─── Input
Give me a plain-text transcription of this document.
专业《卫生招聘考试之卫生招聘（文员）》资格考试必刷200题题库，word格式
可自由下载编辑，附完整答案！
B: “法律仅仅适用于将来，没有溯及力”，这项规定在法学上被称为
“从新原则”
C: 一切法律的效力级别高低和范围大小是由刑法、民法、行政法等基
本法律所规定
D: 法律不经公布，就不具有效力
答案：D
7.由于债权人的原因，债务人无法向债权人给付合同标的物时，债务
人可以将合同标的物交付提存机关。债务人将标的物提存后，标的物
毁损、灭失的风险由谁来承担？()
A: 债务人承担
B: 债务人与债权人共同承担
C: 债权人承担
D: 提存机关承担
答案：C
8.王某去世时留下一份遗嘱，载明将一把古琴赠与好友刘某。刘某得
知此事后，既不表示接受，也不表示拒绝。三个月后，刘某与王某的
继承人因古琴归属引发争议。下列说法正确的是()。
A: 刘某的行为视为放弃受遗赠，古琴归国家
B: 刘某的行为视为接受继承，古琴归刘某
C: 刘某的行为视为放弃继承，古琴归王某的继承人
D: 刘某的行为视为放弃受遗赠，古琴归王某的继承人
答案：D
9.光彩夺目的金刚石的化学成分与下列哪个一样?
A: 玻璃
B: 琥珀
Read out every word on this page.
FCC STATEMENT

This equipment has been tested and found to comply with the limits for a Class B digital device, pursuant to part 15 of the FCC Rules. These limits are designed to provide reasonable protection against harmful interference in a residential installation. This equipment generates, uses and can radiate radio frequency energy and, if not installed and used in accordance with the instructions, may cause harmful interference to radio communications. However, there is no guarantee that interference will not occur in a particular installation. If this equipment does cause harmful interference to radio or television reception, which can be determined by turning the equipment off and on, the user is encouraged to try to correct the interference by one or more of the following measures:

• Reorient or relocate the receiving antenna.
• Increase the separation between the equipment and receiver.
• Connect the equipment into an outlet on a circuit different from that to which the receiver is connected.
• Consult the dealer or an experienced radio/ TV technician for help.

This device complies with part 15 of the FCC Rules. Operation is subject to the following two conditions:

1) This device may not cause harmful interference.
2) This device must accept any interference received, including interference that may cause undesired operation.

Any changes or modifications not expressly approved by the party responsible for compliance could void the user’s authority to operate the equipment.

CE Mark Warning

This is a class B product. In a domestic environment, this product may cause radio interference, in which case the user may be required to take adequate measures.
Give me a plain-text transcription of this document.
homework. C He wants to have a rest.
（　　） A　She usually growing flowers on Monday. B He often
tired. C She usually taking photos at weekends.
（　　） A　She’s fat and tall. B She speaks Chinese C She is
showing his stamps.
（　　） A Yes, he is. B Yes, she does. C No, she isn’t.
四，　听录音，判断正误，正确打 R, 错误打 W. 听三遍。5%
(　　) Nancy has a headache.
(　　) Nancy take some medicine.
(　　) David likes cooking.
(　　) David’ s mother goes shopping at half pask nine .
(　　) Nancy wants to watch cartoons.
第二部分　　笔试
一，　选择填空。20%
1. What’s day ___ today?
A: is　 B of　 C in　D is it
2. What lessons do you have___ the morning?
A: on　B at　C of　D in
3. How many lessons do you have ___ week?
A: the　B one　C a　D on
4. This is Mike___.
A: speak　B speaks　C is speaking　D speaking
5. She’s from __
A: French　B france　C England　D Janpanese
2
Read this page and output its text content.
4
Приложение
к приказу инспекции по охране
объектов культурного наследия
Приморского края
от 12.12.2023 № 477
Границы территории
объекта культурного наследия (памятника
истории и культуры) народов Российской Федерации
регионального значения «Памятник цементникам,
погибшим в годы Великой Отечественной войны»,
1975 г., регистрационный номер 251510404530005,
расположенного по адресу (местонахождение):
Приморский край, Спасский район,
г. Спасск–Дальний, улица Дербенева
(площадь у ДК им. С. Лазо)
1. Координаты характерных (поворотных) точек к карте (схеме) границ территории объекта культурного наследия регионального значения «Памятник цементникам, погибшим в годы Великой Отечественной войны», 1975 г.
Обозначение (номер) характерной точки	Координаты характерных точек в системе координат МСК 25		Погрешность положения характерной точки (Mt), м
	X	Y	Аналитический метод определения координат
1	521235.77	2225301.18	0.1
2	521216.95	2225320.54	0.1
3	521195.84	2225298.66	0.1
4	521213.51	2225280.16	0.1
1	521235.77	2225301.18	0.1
──────
Print the records once more, exactly as they were given.

Result of this task:
Give me a plain-text transcription of this document.
专业《卫生招聘考试之卫生招聘（文员）》资格考试必刷200题题库，word格式
可自由下载编辑，附完整答案！
B: “法律仅仅适用于将来，没有溯及力”，这项规定在法学上被称为
“从新原则”
C: 一切法律的效力级别高低和范围大小是由刑法、民法、行政法等基
本法律所规定
D: 法律不经公布，就不具有效力
答案：D
7.由于债权人的原因，债务人无法向债权人给付合同标的物时，债务
人可以将合同标的物交付提存机关。债务人将标的物提存后，标的物
毁损、灭失的风险由谁来承担？()
A: 债务人承担
B: 债务人与债权人共同承担
C: 债权人承担
D: 提存机关承担
答案：C
8.王某去世时留下一份遗嘱，载明将一把古琴赠与好友刘某。刘某得
知此事后，既不表示接受，也不表示拒绝。三个月后，刘某与王某的
继承人因古琴归属引发争议。下列说法正确的是()。
A: 刘某的行为视为放弃受遗赠，古琴归国家
B: 刘某的行为视为接受继承，古琴归刘某
C: 刘某的行为视为放弃继承，古琴归王某的继承人
D: 刘某的行为视为放弃受遗赠，古琴归王某的继承人
答案：D
9.光彩夺目的金刚石的化学成分与下列哪个一样?
A: 玻璃
B: 琥珀
Read out every word on this page.
FCC STATEMENT

This equipment has been tested and found to comply with the limits for a Class B digital device, pursuant to part 15 of the FCC Rules. These limits are designed to provide reasonable protection against harmful interference in a residential installation. This equipment generates, uses and can radiate radio frequency energy and, if not installed and used in accordance with the instructions, may cause harmful interference to radio communications. However, there is no guarantee that interference will not occur in a particular installation. If this equipment does cause harmful interference to radio or television reception, which can be determined by turning the equipment off and on, the user is encouraged to try to correct the interference by one or more of the following measures:

• Reorient or relocate the receiving antenna.
• Increase the separation between the equipment and receiver.
• Connect the equipment into an outlet on a circuit different from that to which the receiver is connected.
• Consult the dealer or an experienced radio/ TV technician for help.

This device complies with part 15 of the FCC Rules. Operation is subject to the following two conditions:

1) This device may not cause harmful interference.
2) This device must accept any interference received, including interference that may cause undesired operation.

Any changes or modifications not expressly approved by the party responsible for compliance could void the user’s authority to operate the equipment.

CE Mark Warning

This is a class B product. In a domestic environment, this product may cause radio interference, in which case the user may be required to take adequate measures.
Give me a plain-text transcription of this document.
homework. C He wants to have a rest.
（　　） A　She usually growing flowers on Monday. B He often
tired. C She usually taking photos at weekends.
（　　） A　She’s fat and tall. B She speaks Chinese C She is
showing his stamps.
（　　） A Yes, he is. B Yes, she does. C No, she isn’t.
四，　听录音，判断正误，正确打 R, 错误打 W. 听三遍。5%
(　　) Nancy has a headache.
(　　) Nancy take some medicine.
(　　) David likes cooking.
(　　) David’ s mother goes shopping at half pask nine .
(　　) Nancy wants to watch cartoons.
第二部分　　笔试
一，　选择填空。20%
1. What’s day ___ today?
A: is　 B of　 C in　D is it
2. What lessons do you have___ the morning?
A: on　B at　C of　D in
3. How many lessons do you have ___ week?
A: the　B one　C a　D on
4. This is Mike___.
A: speak　B speaks　C is speaking　D speaking
5. She’s from __
A: French　B france　C England　D Janpanese
2
Read this page and output its text content.
4
Приложение
к приказу инспекции по охране
объектов культурного наследия
Приморского края
от 12.12.2023 № 477
Границы территории
объекта культурного наследия (памятника
истории и культуры) народов Российской Федерации
регионального значения «Памятник цементникам,
погибшим в годы Великой Отечественной войны»,
1975 г., регистрационный номер 251510404530005,
расположенного по адресу (местонахождение):
Приморский край, Спасский район,
г. Спасск–Дальний, улица Дербенева
(площадь у ДК им. С. Лазо)
1. Координаты характерных (поворотных) точек к карте (схеме) границ территории объекта культурного наследия регионального значения «Памятник цементникам, погибшим в годы Великой Отечественной войны», 1975 г.
Обозначение (номер) характерной точки	Координаты характерных точек в системе координат МСК 25		Погрешность положения характерной точки (Mt), м
	X	Y	Аналитический метод определения координат
1	521235.77	2225301.18	0.1
2	521216.95	2225320.54	0.1
3	521195.84	2225298.66	0.1
4	521213.51	2225280.16	0.1
1	521235.77	2225301.18	0.1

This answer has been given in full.